Stated problem
Check each line of the listing, and copy it if it contains the word "completed".

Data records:
((

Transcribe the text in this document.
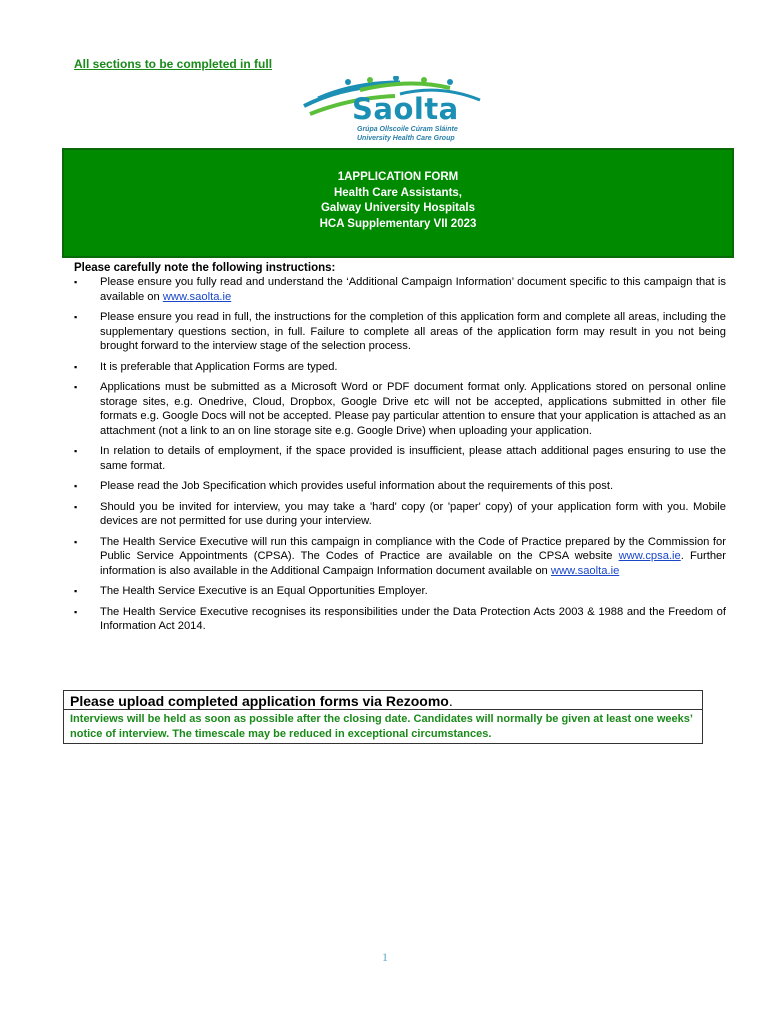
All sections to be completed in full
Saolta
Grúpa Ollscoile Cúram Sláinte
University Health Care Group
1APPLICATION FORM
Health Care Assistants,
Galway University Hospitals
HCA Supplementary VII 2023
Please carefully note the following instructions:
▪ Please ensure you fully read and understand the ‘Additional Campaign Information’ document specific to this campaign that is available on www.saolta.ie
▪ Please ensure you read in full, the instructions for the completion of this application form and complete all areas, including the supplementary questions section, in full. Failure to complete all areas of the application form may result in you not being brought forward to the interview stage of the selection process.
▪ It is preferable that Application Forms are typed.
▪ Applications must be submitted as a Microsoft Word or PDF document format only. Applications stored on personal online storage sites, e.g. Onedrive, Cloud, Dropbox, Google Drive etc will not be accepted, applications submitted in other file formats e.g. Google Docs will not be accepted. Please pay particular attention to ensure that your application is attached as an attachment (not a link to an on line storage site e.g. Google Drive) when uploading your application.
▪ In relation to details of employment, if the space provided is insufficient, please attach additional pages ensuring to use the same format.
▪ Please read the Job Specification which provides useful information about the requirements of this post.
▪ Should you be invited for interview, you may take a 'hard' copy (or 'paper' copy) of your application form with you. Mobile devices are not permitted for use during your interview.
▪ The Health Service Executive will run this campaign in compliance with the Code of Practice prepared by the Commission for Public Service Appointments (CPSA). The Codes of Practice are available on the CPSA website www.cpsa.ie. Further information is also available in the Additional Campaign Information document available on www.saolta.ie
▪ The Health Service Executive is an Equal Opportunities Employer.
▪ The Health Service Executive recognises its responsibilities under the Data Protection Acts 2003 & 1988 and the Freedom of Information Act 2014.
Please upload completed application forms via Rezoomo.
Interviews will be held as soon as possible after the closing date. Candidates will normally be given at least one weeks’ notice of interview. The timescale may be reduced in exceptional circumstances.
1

))
((

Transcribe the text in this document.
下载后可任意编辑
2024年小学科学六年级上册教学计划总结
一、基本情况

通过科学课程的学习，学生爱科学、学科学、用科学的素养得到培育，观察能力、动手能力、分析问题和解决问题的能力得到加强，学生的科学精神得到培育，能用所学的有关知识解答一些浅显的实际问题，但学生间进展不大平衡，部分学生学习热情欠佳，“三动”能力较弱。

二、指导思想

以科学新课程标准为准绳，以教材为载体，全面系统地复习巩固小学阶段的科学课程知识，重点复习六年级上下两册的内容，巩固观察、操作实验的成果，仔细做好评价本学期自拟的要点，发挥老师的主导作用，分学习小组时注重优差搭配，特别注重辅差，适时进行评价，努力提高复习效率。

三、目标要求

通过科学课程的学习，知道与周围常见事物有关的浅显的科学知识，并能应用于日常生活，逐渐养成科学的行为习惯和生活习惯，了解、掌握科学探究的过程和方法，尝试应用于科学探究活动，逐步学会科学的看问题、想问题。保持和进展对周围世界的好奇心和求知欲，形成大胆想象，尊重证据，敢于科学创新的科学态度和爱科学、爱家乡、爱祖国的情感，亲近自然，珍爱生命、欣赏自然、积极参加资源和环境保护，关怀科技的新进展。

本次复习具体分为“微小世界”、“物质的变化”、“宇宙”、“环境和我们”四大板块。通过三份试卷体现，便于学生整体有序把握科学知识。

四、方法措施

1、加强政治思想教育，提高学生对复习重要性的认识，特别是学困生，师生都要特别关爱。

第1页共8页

))

The result
All sections to be completed in full
Please upload completed application forms via Rezoomo.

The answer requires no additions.